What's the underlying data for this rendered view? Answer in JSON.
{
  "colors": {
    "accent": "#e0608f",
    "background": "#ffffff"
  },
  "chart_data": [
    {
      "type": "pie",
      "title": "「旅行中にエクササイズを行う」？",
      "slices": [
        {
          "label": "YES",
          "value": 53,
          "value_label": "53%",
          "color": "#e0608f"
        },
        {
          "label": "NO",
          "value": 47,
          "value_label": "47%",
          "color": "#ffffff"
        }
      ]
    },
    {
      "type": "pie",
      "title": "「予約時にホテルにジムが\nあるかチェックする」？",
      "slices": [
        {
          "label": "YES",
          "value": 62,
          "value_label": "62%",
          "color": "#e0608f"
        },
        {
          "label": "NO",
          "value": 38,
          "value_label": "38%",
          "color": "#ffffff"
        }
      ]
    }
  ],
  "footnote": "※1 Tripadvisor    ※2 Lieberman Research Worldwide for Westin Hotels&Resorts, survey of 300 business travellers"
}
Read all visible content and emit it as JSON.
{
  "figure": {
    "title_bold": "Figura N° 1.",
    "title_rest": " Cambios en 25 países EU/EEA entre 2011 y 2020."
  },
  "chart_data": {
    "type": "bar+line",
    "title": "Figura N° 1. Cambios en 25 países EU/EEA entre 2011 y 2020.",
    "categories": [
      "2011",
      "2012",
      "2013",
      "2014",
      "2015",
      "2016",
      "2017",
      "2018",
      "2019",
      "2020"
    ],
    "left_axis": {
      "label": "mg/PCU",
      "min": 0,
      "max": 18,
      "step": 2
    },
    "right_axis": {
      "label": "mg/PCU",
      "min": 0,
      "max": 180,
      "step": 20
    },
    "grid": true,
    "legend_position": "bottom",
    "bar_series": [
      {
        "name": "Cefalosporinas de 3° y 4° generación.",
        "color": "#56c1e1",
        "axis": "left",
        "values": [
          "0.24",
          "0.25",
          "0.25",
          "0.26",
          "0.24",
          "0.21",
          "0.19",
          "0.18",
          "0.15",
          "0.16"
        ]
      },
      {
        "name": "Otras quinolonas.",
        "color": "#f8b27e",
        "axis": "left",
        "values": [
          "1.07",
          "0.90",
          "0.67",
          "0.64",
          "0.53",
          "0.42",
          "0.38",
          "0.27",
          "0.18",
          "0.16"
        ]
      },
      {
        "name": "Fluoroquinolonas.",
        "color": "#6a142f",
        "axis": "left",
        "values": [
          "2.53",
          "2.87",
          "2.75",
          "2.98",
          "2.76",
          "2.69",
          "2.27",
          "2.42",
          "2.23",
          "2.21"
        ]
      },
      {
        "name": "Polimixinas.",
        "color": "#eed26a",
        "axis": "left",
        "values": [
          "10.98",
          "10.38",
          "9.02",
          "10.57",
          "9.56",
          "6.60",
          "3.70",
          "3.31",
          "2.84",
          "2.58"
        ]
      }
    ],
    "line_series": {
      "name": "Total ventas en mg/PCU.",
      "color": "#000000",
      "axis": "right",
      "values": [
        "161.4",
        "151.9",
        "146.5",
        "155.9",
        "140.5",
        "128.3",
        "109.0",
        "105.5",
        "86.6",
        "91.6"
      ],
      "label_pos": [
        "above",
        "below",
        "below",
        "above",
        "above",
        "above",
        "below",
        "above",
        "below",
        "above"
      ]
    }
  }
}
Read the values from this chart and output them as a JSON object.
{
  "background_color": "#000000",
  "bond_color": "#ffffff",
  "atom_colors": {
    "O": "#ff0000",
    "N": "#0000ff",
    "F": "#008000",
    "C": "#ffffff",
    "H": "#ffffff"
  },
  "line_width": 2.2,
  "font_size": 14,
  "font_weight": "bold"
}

### EXERCISE PROMPT
Make an exact copy of all the data.

### RESULT OF THIS TASK
What's the underlying data for this rendered view? Answer in JSON.
{
  "colors": {
    "accent": "#e0608f",
    "background": "#ffffff"
  },
  "chart_data": [
    {
      "type": "pie",
      "title": "「旅行中にエクササイズを行う」？",
      "slices": [
        {
          "label": "YES",
          "value": 53,
          "value_label": "53%",
          "color": "#e0608f"
        },
        {
          "label": "NO",
          "value": 47,
          "value_label": "47%",
          "color": "#ffffff"
        }
      ]
    },
    {
      "type": "pie",
      "title": "「予約時にホテルにジムが\nあるかチェックする」？",
      "slices": [
        {
          "label": "YES",
          "value": 62,
          "value_label": "62%",
          "color": "#e0608f"
        },
        {
          "label": "NO",
          "value": 38,
          "value_label": "38%",
          "color": "#ffffff"
        }
      ]
    }
  ],
  "footnote": "※1 Tripadvisor    ※2 Lieberman Research Worldwide for Westin Hotels&Resorts, survey of 300 business travellers"
}
Read all visible content and emit it as JSON.
{
  "figure": {
    "title_bold": "Figura N° 1.",
    "title_rest": " Cambios en 25 países EU/EEA entre 2011 y 2020."
  },
  "chart_data": {
    "type": "bar+line",
    "title": "Figura N° 1. Cambios en 25 países EU/EEA entre 2011 y 2020.",
    "categories": [
      "2011",
      "2012",
      "2013",
      "2014",
      "2015",
      "2016",
      "2017",
      "2018",
      "2019",
      "2020"
    ],
    "left_axis": {
      "label": "mg/PCU",
      "min": 0,
      "max": 18,
      "step": 2
    },
    "right_axis": {
      "label": "mg/PCU",
      "min": 0,
      "max": 180,
      "step": 20
    },
    "grid": true,
    "legend_position": "bottom",
    "bar_series": [
      {
        "name": "Cefalosporinas de 3° y 4° generación.",
        "color": "#56c1e1",
        "axis": "left",
        "values": [
          "0.24",
          "0.25",
          "0.25",
          "0.26",
          "0.24",
          "0.21",
          "0.19",
          "0.18",
          "0.15",
          "0.16"
        ]
      },
      {
        "name": "Otras quinolonas.",
        "color": "#f8b27e",
        "axis": "left",
        "values": [
          "1.07",
          "0.90",
          "0.67",
          "0.64",
          "0.53",
          "0.42",
          "0.38",
          "0.27",
          "0.18",
          "0.16"
        ]
      },
      {
        "name": "Fluoroquinolonas.",
        "color": "#6a142f",
        "axis": "left",
        "values": [
          "2.53",
          "2.87",
          "2.75",
          "2.98",
          "2.76",
          "2.69",
          "2.27",
          "2.42",
          "2.23",
          "2.21"
        ]
      },
      {
        "name": "Polimixinas.",
        "color": "#eed26a",
        "axis": "left",
        "values": [
          "10.98",
          "10.38",
          "9.02",
          "10.57",
          "9.56",
          "6.60",
          "3.70",
          "3.31",
          "2.84",
          "2.58"
        ]
      }
    ],
    "line_series": {
      "name": "Total ventas en mg/PCU.",
      "color": "#000000",
      "axis": "right",
      "values": [
        "161.4",
        "151.9",
        "146.5",
        "155.9",
        "140.5",
        "128.3",
        "109.0",
        "105.5",
        "86.6",
        "91.6"
      ],
      "label_pos": [
        "above",
        "below",
        "below",
        "above",
        "above",
        "above",
        "below",
        "above",
        "below",
        "above"
      ]
    }
  }
}
Read the values from this chart and output them as a JSON object.
{
  "background_color": "#000000",
  "bond_color": "#ffffff",
  "atom_colors": {
    "O": "#ff0000",
    "N": "#0000ff",
    "F": "#008000",
    "C": "#ffffff",
    "H": "#ffffff"
  },
  "line_width": 2.2,
  "font_size": 14,
  "font_weight": "bold"
}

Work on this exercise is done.